Stored items
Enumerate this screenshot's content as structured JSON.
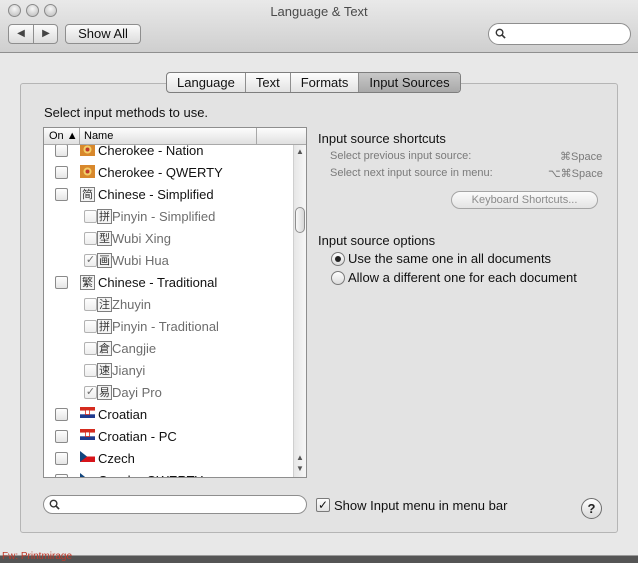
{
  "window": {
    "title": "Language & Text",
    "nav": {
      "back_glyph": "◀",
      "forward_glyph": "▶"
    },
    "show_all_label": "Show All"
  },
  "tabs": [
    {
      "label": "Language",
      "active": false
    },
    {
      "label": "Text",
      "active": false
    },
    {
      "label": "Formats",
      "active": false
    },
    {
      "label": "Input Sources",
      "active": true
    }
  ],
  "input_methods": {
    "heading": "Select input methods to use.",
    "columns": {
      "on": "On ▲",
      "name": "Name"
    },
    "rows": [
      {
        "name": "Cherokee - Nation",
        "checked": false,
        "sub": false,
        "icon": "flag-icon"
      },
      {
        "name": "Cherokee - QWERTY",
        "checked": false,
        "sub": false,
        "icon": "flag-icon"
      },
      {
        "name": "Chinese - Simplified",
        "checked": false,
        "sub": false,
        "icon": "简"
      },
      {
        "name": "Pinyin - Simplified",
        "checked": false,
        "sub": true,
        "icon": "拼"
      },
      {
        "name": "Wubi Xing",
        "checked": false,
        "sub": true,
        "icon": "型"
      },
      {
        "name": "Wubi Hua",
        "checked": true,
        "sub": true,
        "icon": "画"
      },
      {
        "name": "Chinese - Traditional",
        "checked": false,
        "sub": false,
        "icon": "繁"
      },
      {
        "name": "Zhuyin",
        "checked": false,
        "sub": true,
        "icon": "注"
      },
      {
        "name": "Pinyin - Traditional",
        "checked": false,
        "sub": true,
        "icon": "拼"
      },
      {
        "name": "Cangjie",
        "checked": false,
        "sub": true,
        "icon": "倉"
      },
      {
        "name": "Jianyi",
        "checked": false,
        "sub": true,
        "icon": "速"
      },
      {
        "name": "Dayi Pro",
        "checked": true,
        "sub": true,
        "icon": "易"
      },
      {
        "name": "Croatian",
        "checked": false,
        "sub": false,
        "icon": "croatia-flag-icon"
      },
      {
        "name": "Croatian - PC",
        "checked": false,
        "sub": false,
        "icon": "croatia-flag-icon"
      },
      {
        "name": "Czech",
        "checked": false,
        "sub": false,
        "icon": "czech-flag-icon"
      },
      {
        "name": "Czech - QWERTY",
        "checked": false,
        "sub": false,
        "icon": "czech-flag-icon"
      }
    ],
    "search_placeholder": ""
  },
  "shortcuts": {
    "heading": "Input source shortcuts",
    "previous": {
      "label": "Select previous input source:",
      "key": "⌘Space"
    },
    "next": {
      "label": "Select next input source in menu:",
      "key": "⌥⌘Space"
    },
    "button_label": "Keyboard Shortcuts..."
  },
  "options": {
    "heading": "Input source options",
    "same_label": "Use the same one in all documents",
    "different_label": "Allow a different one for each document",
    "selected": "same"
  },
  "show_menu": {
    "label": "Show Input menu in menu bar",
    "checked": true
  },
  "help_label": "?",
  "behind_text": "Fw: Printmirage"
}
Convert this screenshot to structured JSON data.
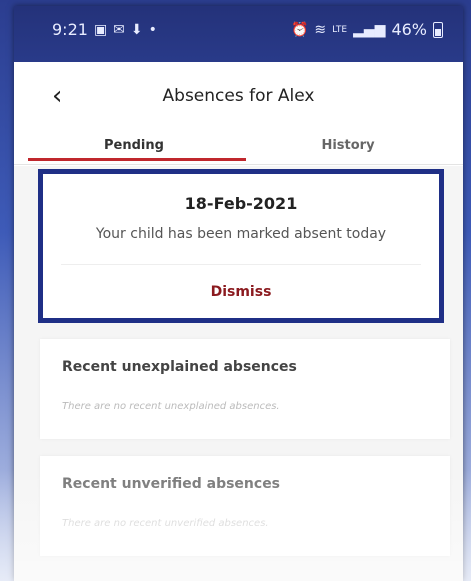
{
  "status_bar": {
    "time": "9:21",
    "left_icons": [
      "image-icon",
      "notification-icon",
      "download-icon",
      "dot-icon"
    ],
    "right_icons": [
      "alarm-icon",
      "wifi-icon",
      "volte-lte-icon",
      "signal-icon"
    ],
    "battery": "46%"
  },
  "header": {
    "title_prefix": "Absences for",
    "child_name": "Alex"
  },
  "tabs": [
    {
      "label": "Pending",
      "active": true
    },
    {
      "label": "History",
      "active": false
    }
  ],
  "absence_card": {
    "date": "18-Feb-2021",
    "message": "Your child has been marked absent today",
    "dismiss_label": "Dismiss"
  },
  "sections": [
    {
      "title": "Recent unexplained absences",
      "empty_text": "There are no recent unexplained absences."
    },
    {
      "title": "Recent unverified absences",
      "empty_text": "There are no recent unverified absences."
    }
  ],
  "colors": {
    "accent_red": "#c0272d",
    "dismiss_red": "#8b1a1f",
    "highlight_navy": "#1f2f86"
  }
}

==

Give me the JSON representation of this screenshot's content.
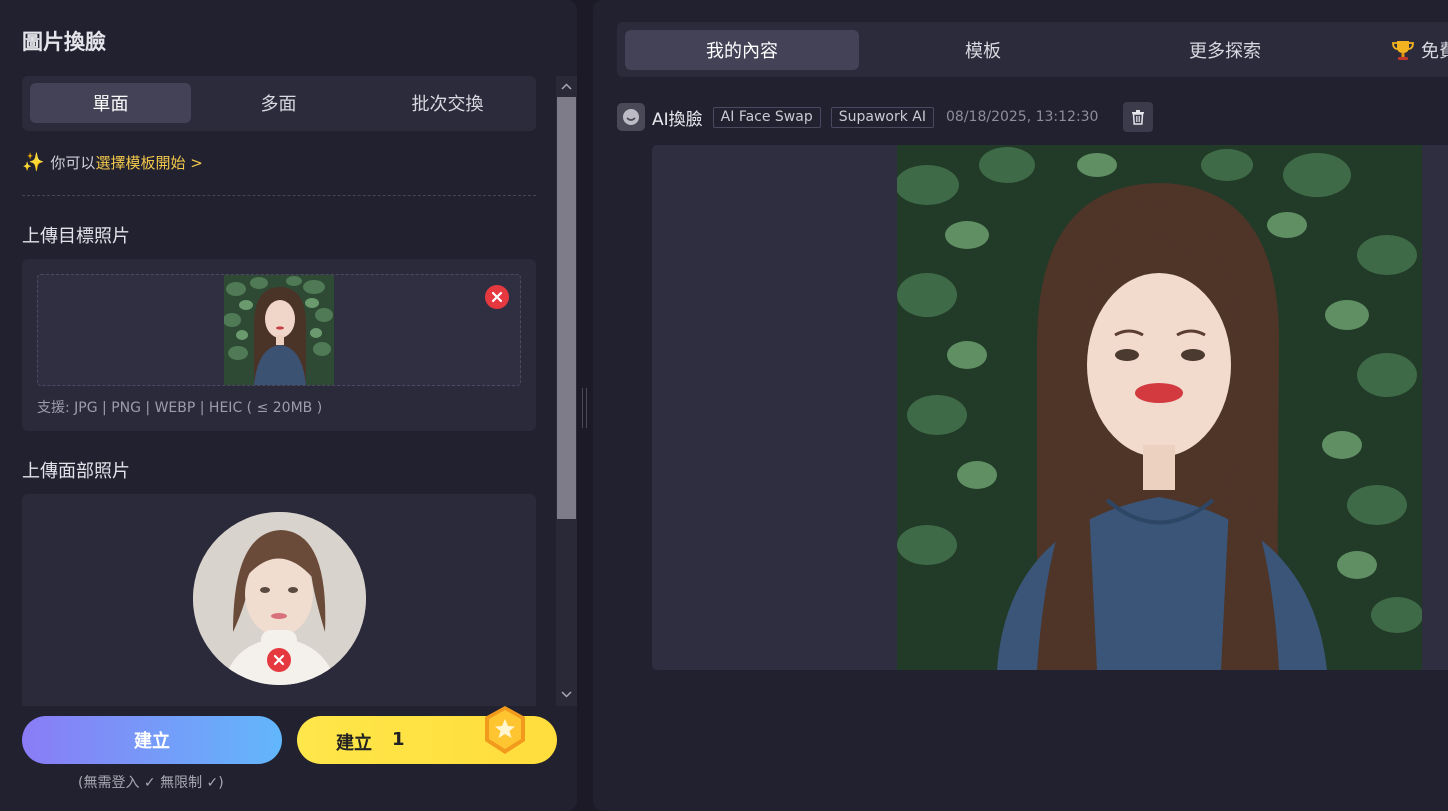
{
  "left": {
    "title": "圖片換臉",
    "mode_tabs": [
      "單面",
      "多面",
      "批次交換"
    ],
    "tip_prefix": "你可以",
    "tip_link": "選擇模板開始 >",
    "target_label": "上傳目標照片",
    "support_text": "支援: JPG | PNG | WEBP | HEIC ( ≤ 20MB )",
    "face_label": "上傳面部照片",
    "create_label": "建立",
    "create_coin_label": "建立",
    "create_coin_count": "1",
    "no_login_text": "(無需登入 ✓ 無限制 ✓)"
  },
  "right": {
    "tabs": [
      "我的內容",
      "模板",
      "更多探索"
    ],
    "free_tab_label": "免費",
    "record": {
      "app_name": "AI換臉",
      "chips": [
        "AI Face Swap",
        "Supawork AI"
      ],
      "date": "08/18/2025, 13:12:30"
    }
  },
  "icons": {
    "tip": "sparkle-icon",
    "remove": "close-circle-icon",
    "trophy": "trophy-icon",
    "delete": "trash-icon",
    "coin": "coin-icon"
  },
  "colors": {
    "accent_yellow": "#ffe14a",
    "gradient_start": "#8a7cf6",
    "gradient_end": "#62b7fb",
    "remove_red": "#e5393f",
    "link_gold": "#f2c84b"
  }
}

--

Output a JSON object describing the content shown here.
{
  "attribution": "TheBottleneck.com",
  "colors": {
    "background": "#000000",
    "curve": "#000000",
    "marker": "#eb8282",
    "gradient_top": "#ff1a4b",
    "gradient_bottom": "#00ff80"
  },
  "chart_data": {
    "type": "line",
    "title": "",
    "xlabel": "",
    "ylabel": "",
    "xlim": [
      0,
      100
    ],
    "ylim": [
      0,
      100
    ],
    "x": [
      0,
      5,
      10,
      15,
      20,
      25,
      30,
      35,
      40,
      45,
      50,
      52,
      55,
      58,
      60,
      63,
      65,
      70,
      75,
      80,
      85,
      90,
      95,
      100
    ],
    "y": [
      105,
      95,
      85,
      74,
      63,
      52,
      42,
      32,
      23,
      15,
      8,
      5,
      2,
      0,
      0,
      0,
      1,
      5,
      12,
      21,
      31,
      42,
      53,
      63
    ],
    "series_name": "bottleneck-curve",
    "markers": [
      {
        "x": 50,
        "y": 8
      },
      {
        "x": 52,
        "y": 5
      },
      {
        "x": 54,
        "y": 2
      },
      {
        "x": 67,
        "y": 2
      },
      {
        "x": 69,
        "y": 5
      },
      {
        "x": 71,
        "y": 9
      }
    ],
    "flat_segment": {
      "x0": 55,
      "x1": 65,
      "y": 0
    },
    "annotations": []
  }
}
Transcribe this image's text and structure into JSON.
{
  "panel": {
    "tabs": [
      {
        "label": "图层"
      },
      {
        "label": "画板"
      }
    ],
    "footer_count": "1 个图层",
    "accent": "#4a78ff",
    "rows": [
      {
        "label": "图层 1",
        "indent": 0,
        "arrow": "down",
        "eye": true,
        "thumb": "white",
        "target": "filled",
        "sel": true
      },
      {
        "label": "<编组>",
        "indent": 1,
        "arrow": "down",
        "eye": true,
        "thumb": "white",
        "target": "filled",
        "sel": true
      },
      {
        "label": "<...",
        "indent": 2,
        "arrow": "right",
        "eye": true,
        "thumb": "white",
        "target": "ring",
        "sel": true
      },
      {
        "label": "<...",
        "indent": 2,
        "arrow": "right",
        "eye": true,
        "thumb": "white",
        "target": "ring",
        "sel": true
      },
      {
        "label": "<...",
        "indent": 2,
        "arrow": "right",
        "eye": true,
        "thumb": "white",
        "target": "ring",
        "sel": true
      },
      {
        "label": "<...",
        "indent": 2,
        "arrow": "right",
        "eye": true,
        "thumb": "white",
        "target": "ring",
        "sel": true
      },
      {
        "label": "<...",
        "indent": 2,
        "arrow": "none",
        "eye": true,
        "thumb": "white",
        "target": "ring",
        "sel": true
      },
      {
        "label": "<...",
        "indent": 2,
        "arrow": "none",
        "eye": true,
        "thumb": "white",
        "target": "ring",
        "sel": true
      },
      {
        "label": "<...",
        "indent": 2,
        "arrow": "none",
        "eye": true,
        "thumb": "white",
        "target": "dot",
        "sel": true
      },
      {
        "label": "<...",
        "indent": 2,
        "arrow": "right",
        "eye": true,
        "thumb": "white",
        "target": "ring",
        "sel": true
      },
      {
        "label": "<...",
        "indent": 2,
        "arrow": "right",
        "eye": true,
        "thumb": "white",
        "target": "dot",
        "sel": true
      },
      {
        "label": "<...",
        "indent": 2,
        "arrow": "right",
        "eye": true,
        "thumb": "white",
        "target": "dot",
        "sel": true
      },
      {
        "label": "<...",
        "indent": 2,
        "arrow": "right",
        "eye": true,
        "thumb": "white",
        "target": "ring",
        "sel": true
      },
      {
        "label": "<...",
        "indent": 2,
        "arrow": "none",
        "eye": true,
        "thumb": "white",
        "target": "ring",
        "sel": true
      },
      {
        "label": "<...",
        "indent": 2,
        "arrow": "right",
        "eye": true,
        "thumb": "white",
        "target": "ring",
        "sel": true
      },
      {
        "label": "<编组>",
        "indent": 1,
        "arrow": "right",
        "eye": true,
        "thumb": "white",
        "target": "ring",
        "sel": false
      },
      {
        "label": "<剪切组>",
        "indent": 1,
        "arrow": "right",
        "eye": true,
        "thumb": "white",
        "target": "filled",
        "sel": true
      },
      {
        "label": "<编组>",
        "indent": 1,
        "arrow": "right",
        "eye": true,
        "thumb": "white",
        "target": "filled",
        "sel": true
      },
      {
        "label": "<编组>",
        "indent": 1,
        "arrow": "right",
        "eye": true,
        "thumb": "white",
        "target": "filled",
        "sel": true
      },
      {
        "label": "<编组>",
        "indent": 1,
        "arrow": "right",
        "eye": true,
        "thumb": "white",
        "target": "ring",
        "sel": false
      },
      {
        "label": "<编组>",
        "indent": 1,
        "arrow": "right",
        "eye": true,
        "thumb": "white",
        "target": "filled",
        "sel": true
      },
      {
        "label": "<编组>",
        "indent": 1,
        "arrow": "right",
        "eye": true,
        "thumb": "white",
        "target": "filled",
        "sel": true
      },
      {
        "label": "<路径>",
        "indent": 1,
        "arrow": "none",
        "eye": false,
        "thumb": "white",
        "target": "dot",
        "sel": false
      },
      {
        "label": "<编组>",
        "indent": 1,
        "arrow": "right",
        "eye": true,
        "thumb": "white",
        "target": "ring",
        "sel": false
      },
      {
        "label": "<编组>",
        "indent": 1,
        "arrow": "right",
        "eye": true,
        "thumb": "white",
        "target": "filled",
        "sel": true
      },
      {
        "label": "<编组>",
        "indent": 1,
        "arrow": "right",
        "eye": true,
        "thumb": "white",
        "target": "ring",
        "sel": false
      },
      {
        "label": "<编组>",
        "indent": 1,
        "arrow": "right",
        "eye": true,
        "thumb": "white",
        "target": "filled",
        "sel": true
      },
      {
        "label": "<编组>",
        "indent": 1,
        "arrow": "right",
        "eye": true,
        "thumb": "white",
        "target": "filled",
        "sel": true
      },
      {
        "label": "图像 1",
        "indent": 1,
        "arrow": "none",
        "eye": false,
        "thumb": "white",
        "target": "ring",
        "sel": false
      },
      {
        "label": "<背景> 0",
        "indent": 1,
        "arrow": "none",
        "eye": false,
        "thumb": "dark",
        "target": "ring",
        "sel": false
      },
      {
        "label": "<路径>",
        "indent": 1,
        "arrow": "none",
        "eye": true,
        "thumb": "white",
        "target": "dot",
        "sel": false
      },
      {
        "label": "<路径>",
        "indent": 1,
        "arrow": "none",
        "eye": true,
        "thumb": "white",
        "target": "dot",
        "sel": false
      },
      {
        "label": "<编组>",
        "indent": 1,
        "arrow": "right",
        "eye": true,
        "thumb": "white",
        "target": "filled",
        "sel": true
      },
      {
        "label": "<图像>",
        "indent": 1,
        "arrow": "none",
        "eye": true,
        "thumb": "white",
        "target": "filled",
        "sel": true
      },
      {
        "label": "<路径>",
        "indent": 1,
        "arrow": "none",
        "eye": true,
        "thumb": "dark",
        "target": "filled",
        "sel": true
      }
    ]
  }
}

* **PROBLEM DETAILS**
Show every line of the listing in which the string "unexplained" can be found.

* **CORRECT RESPONSE**
      "title": "Recent unexplained absences",
      "empty_text": "There are no recent unexplained absences."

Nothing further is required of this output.